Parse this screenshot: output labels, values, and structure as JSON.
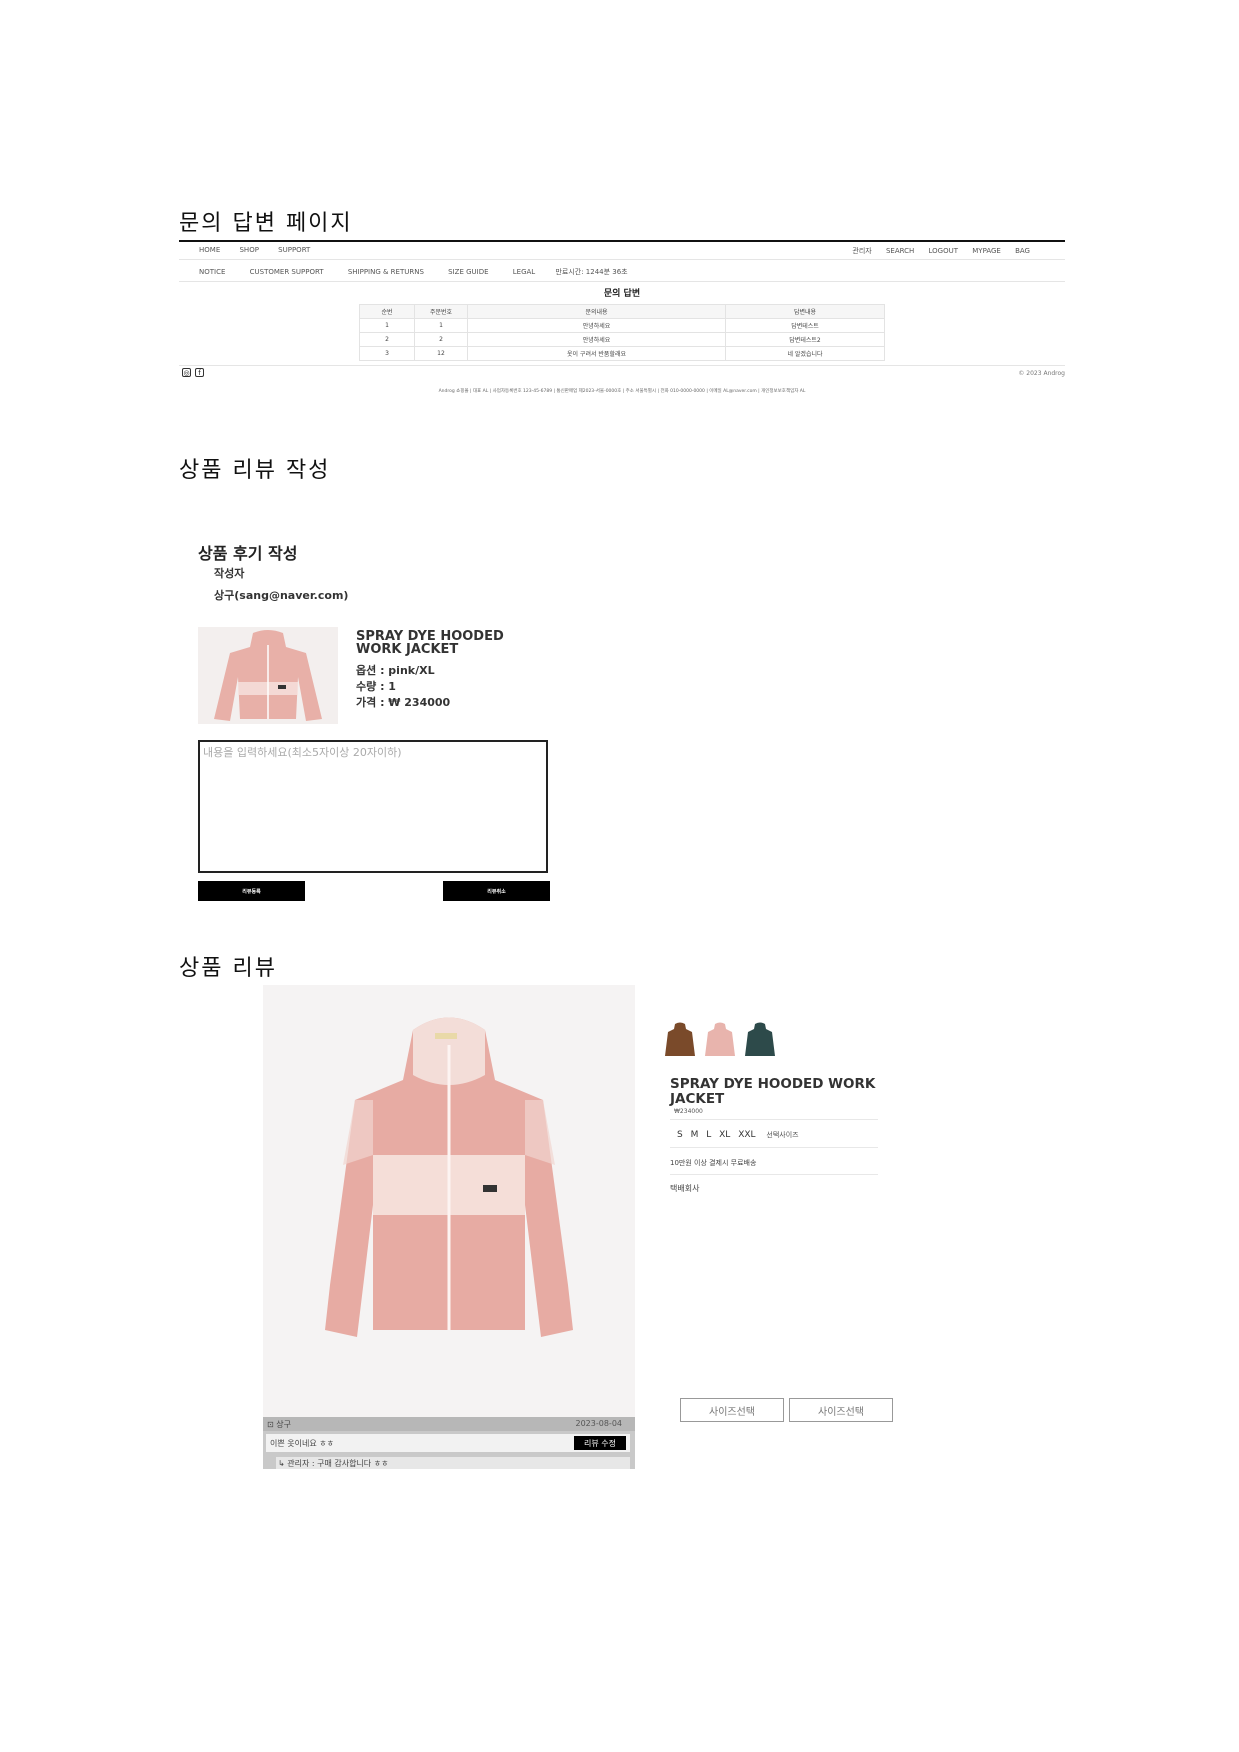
{
  "sections": {
    "inquiry": "문의 답변 페이지",
    "review_write": "상품 리뷰 작성",
    "review": "상품 리뷰"
  },
  "header": {
    "nav_left": [
      "HOME",
      "SHOP",
      "SUPPORT"
    ],
    "nav_right": [
      "관리자",
      "SEARCH",
      "LOGOUT",
      "MYPAGE",
      "BAG"
    ],
    "sub_nav": [
      "NOTICE",
      "CUSTOMER SUPPORT",
      "SHIPPING & RETURNS",
      "SIZE GUIDE",
      "LEGAL"
    ],
    "session": "만료시간: 1244분 36초"
  },
  "inquiry": {
    "title": "문의 답변",
    "columns": [
      "순번",
      "주문번호",
      "문의내용",
      "답변내용"
    ],
    "rows": [
      [
        "1",
        "1",
        "안녕하세요",
        "답변테스트"
      ],
      [
        "2",
        "2",
        "안녕하세요",
        "답변테스트2"
      ],
      [
        "3",
        "12",
        "옷이 구려서 반품할래요",
        "네 알겠습니다"
      ]
    ]
  },
  "footer": {
    "copyright": "© 2023 Androg",
    "business_info": "Androg 쇼핑몰 | 대표 AL | 사업자등록번호 123-45-6789 | 통신판매업 제2023-서울-0000호 | 주소 서울특별시 | 전화 010-0000-0000 | 이메일 AL@naver.com | 개인정보보호책임자 AL"
  },
  "review_form": {
    "heading": "상품 후기 작성",
    "writer_label": "작성자",
    "writer": "상구(sang@naver.com)",
    "product_name": "SPRAY DYE HOODED WORK JACKET",
    "option": "옵션 : pink/XL",
    "quantity": "수량 : 1",
    "price": "가격 : ₩ 234000",
    "placeholder": "내용을 입력하세요(최소5자이상 20자이하)",
    "submit": "리뷰등록",
    "cancel": "리뷰취소"
  },
  "product": {
    "name": "SPRAY DYE HOODED WORK JACKET",
    "price": "₩234000",
    "sizes": [
      "S",
      "M",
      "L",
      "XL",
      "XXL"
    ],
    "size_select": "선택사이즈",
    "shipping_note": "10만원 이상 결제시 무료배송",
    "courier": "택배회사",
    "size_buttons": [
      "사이즈선택",
      "사이즈선택"
    ],
    "colors": [
      "#7a4a2a",
      "#e8b4ad",
      "#2d4a4a"
    ]
  },
  "review_list": {
    "user": "상구",
    "date": "2023-08-04",
    "text": "이쁜 옷이네요 ㅎㅎ",
    "edit": "리뷰 수정",
    "reply": "↳ 관리자 : 구매 감사합니다 ㅎㅎ"
  }
}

* [Short problem]
Set the pictures aside and transcribe the data above exactly.

* [Written response]
Parse this screenshot: output labels, values, and structure as JSON.
{
  "sections": {
    "inquiry": "문의 답변 페이지",
    "review_write": "상품 리뷰 작성",
    "review": "상품 리뷰"
  },
  "header": {
    "nav_left": [
      "HOME",
      "SHOP",
      "SUPPORT"
    ],
    "nav_right": [
      "관리자",
      "SEARCH",
      "LOGOUT",
      "MYPAGE",
      "BAG"
    ],
    "sub_nav": [
      "NOTICE",
      "CUSTOMER SUPPORT",
      "SHIPPING & RETURNS",
      "SIZE GUIDE",
      "LEGAL"
    ],
    "session": "만료시간: 1244분 36초"
  },
  "inquiry": {
    "title": "문의 답변",
    "columns": [
      "순번",
      "주문번호",
      "문의내용",
      "답변내용"
    ],
    "rows": [
      [
        "1",
        "1",
        "안녕하세요",
        "답변테스트"
      ],
      [
        "2",
        "2",
        "안녕하세요",
        "답변테스트2"
      ],
      [
        "3",
        "12",
        "옷이 구려서 반품할래요",
        "네 알겠습니다"
      ]
    ]
  },
  "footer": {
    "copyright": "© 2023 Androg",
    "business_info": "Androg 쇼핑몰 | 대표 AL | 사업자등록번호 123-45-6789 | 통신판매업 제2023-서울-0000호 | 주소 서울특별시 | 전화 010-0000-0000 | 이메일 AL@naver.com | 개인정보보호책임자 AL"
  },
  "review_form": {
    "heading": "상품 후기 작성",
    "writer_label": "작성자",
    "writer": "상구(sang@naver.com)",
    "product_name": "SPRAY DYE HOODED WORK JACKET",
    "option": "옵션 : pink/XL",
    "quantity": "수량 : 1",
    "price": "가격 : ₩ 234000",
    "placeholder": "내용을 입력하세요(최소5자이상 20자이하)",
    "submit": "리뷰등록",
    "cancel": "리뷰취소"
  },
  "product": {
    "name": "SPRAY DYE HOODED WORK JACKET",
    "price": "₩234000",
    "sizes": [
      "S",
      "M",
      "L",
      "XL",
      "XXL"
    ],
    "size_select": "선택사이즈",
    "shipping_note": "10만원 이상 결제시 무료배송",
    "courier": "택배회사",
    "size_buttons": [
      "사이즈선택",
      "사이즈선택"
    ],
    "colors": [
      "#7a4a2a",
      "#e8b4ad",
      "#2d4a4a"
    ]
  },
  "review_list": {
    "user": "상구",
    "date": "2023-08-04",
    "text": "이쁜 옷이네요 ㅎㅎ",
    "edit": "리뷰 수정",
    "reply": "↳ 관리자 : 구매 감사합니다 ㅎㅎ"
  }
}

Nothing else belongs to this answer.